# What you should do
Repeat each record below exactly, dropping the pictures.

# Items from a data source
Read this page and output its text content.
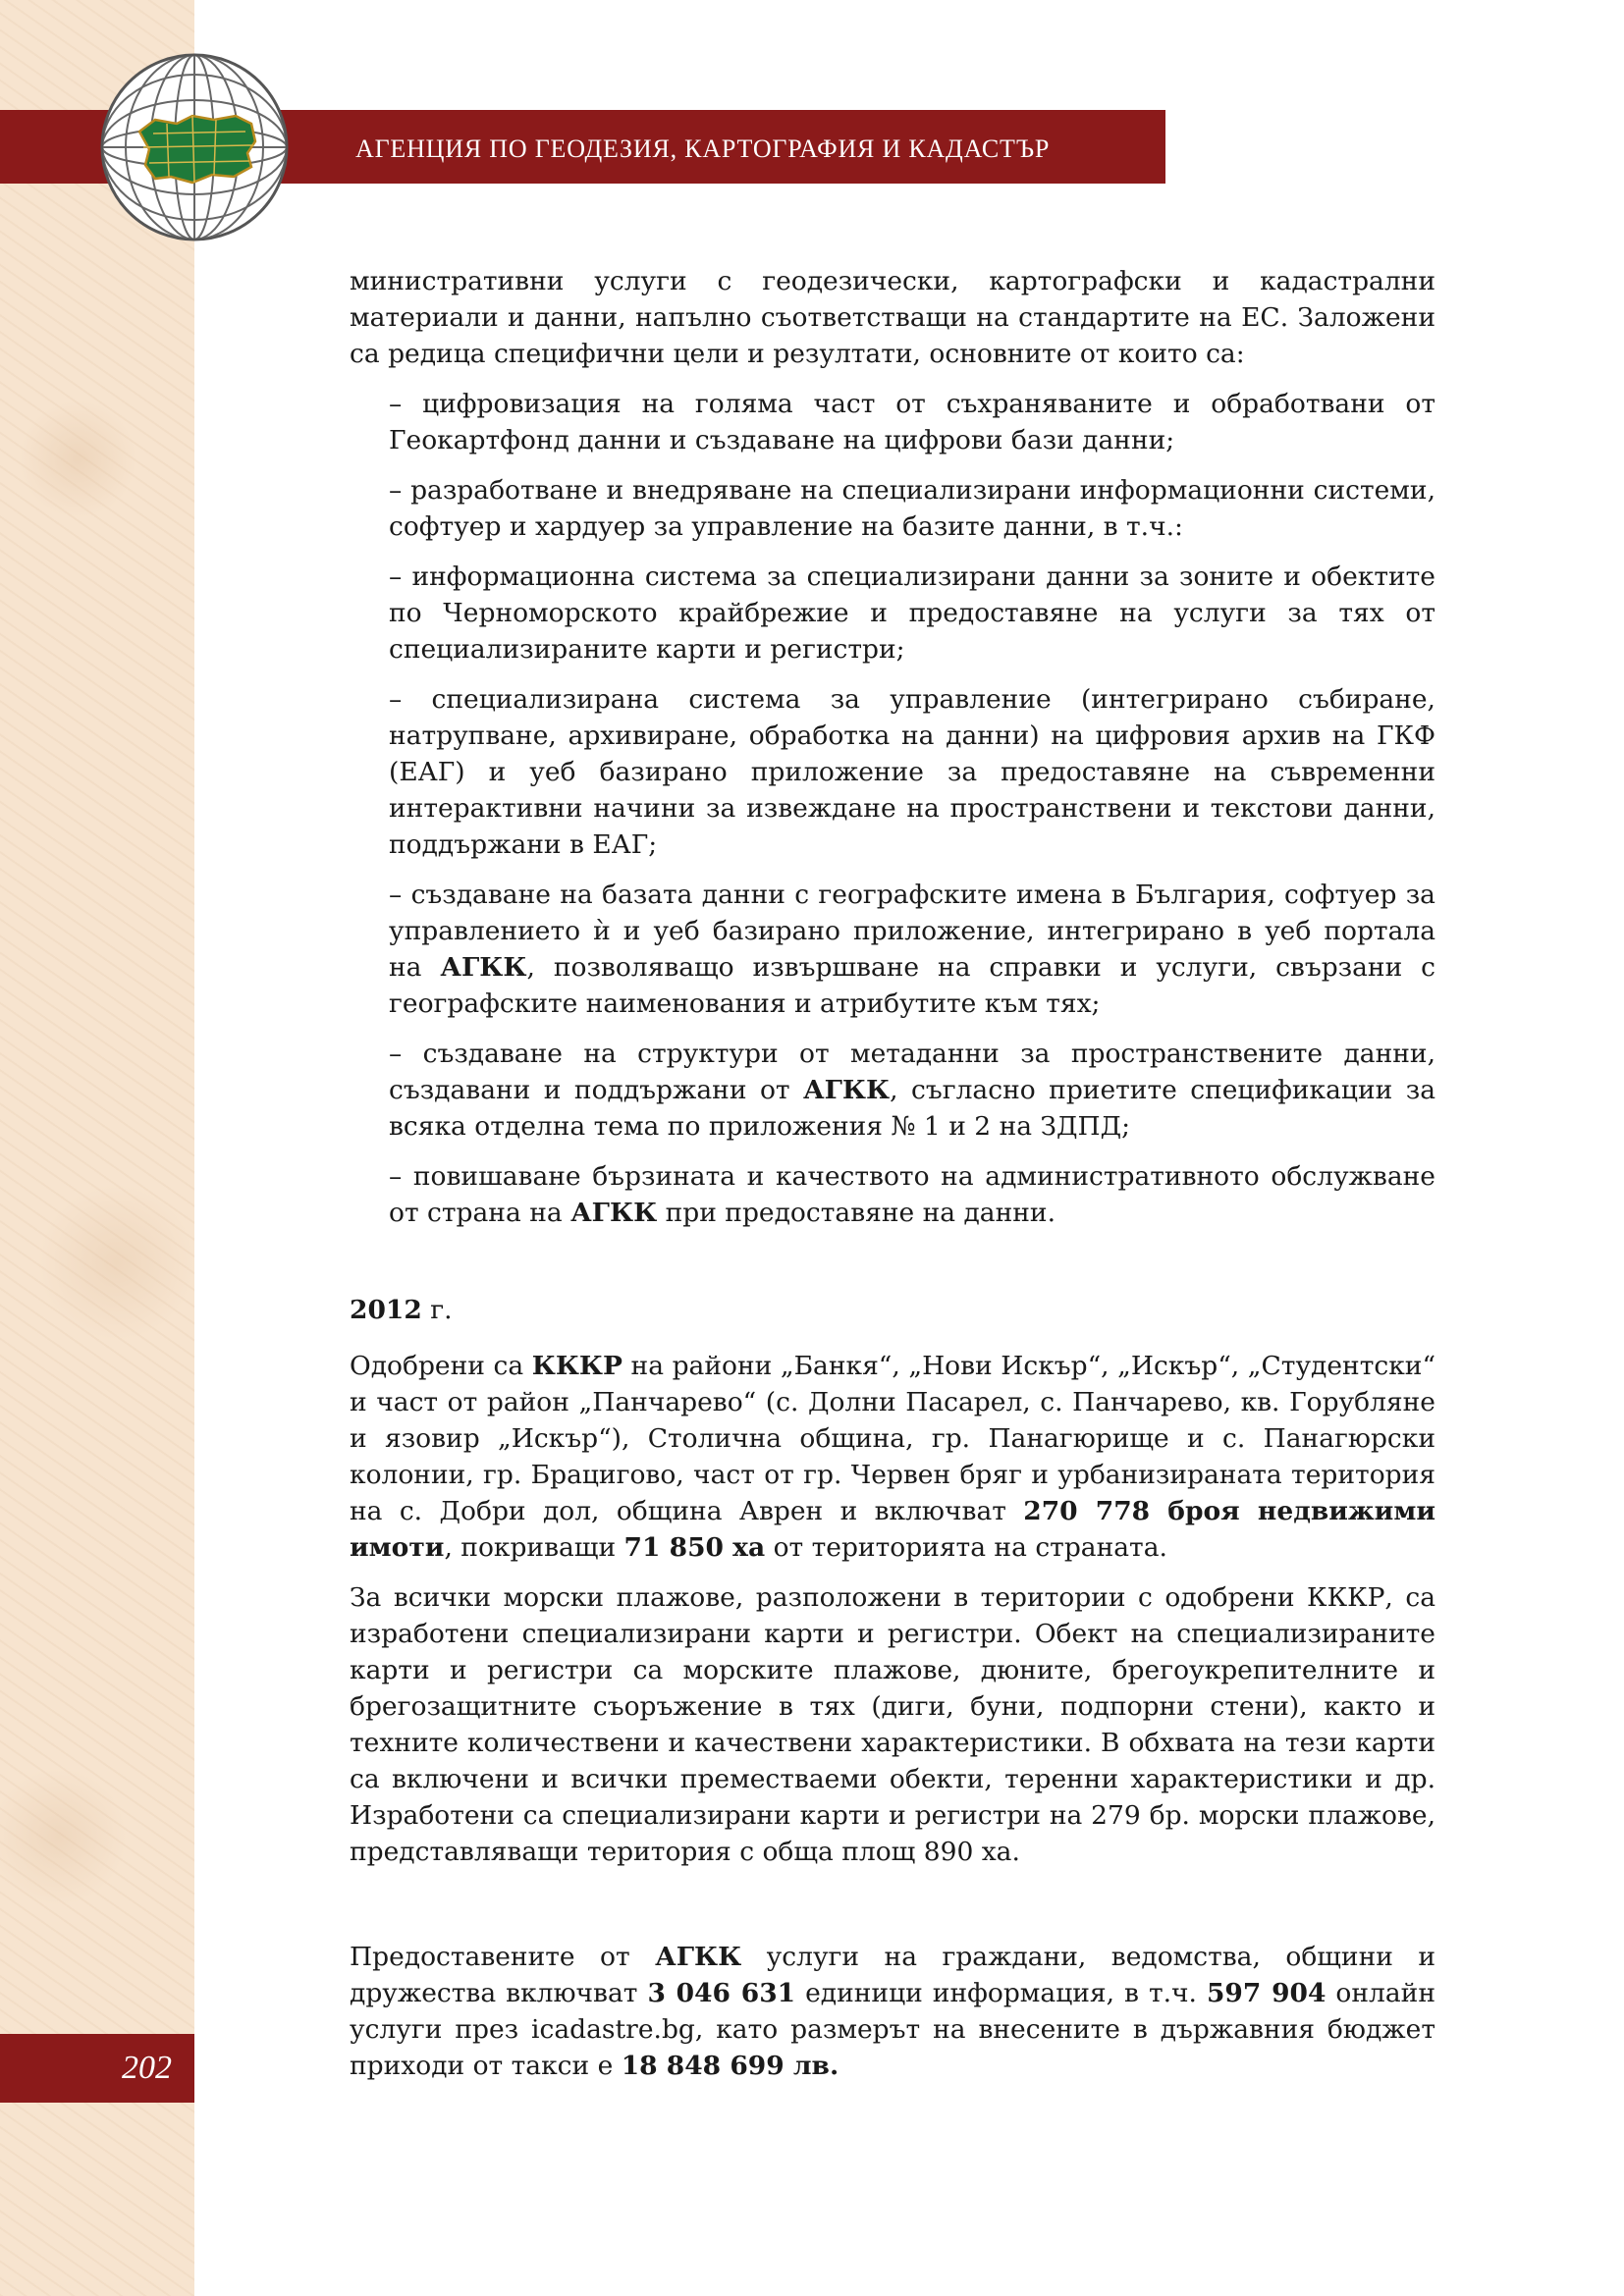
АГЕНЦИЯ ПО ГЕОДЕЗИЯ, КАРТОГРАФИЯ И КАДАСТЪР
202

министративни услуги с геодезически, картографски и кадастрални материали и данни, напълно съответстващи на стандартите на ЕС. Заложени са редица специфични цели и резултати, основните от които са:

– цифровизация на голяма част от съхраняваните и обработвани от Геокартфонд данни и създаване на цифрови бази данни;

– разработване и внедряване на специализирани информационни системи, софтуер и хардуер за управление на базите данни, в т.ч.:

– информационна система за специализирани данни за зоните и обектите по Черноморското крайбрежие и предоставяне на услуги за тях от специализираните карти и регистри;

– специализирана система за управление (интегрирано събиране, натрупване, архивиране, обработка на данни) на цифровия архив на ГКФ (ЕАГ) и уеб базирано приложение за предоставяне на съвременни интерактивни начини за извеждане на пространствени и текстови данни, поддържани в ЕАГ;

– създаване на базата данни с географските имена в България, софтуер за управлението ѝ и уеб базирано приложение, интегрирано в уеб портала на АГКК, позволяващо извършване на справки и услуги, свързани с географските наименования и атрибутите към тях;

– създаване на структури от метаданни за пространствените данни, създавани и поддържани от АГКК, съгласно приетите спецификации за всяка отделна тема по приложения № 1 и 2 на ЗДПД;

– повишаване бързината и качеството на административното обслужване от страна на АГКК при предоставяне на данни.

2012 г.

Одобрени са КККР на райони „Банкя“, „Нови Искър“, „Искър“, „Студентски“ и част от район „Панчарево“ (с. Долни Пасарел, с. Панчарево, кв. Горубляне и язовир „Искър“), Столична община, гр. Панагюрище и с. Панагюрски колонии, гр. Брацигово, част от гр. Червен бряг и урбанизираната територия на с. Добри дол, община Аврен и включват 270 778 броя недвижими имоти, покриващи 71 850 ха от територията на страната.

За всички морски плажове, разположени в територии с одобрени КККР, са изработени специализирани карти и регистри. Обект на специализираните карти и регистри са морските плажове, дюните, брегоукрепителните и брегозащитните съоръжение в тях (диги, буни, подпорни стени), както и техните количествени и качествени характеристики. В обхвата на тези карти са включени и всички преместваеми обекти, теренни характеристики и др. Изработени са специализирани карти и регистри на 279 бр. морски плажове, представляващи територия с обща площ 890 ха.

Предоставените от АГКК услуги на граждани, ведомства, общини и дружества включват 3 046 631 единици информация, в т.ч. 597 904 онлайн услуги през icadastre.bg, като размерът на внесените в държавния бюджет приходи от такси е 18 848 699 лв.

# The reply
Read this page and output its text content.
АГЕНЦИЯ ПО ГЕОДЕЗИЯ, КАРТОГРАФИЯ И КАДАСТЪР
202

министративни услуги с геодезически, картографски и кадастрални материали и данни, напълно съответстващи на стандартите на ЕС. Заложени са редица специфични цели и резултати, основните от които са:

– цифровизация на голяма част от съхраняваните и обработвани от Геокартфонд данни и създаване на цифрови бази данни;

– разработване и внедряване на специализирани информационни системи, софтуер и хардуер за управление на базите данни, в т.ч.:

– информационна система за специализирани данни за зоните и обектите по Черноморското крайбрежие и предоставяне на услуги за тях от специализираните карти и регистри;

– специализирана система за управление (интегрирано събиране, натрупване, архивиране, обработка на данни) на цифровия архив на ГКФ (ЕАГ) и уеб базирано приложение за предоставяне на съвременни интерактивни начини за извеждане на пространствени и текстови данни, поддържани в ЕАГ;

– създаване на базата данни с географските имена в България, софтуер за управлението ѝ и уеб базирано приложение, интегрирано в уеб портала на АГКК, позволяващо извършване на справки и услуги, свързани с географските наименования и атрибутите към тях;

– създаване на структури от метаданни за пространствените данни, създавани и поддържани от АГКК, съгласно приетите спецификации за всяка отделна тема по приложения № 1 и 2 на ЗДПД;

– повишаване бързината и качеството на административното обслужване от страна на АГКК при предоставяне на данни.

2012 г.

Одобрени са КККР на райони „Банкя“, „Нови Искър“, „Искър“, „Студентски“ и част от район „Панчарево“ (с. Долни Пасарел, с. Панчарево, кв. Горубляне и язовир „Искър“), Столична община, гр. Панагюрище и с. Панагюрски колонии, гр. Брацигово, част от гр. Червен бряг и урбанизираната територия на с. Добри дол, община Аврен и включват 270 778 броя недвижими имоти, покриващи 71 850 ха от територията на страната.

За всички морски плажове, разположени в територии с одобрени КККР, са изработени специализирани карти и регистри. Обект на специализираните карти и регистри са морските плажове, дюните, брегоукрепителните и брегозащитните съоръжение в тях (диги, буни, подпорни стени), както и техните количествени и качествени характеристики. В обхвата на тези карти са включени и всички преместваеми обекти, теренни характеристики и др. Изработени са специализирани карти и регистри на 279 бр. морски плажове, представляващи територия с обща площ 890 ха.

Предоставените от АГКК услуги на граждани, ведомства, общини и дружества включват 3 046 631 единици информация, в т.ч. 597 904 онлайн услуги през icadastre.bg, като размерът на внесените в държавния бюджет приходи от такси е 18 848 699 лв.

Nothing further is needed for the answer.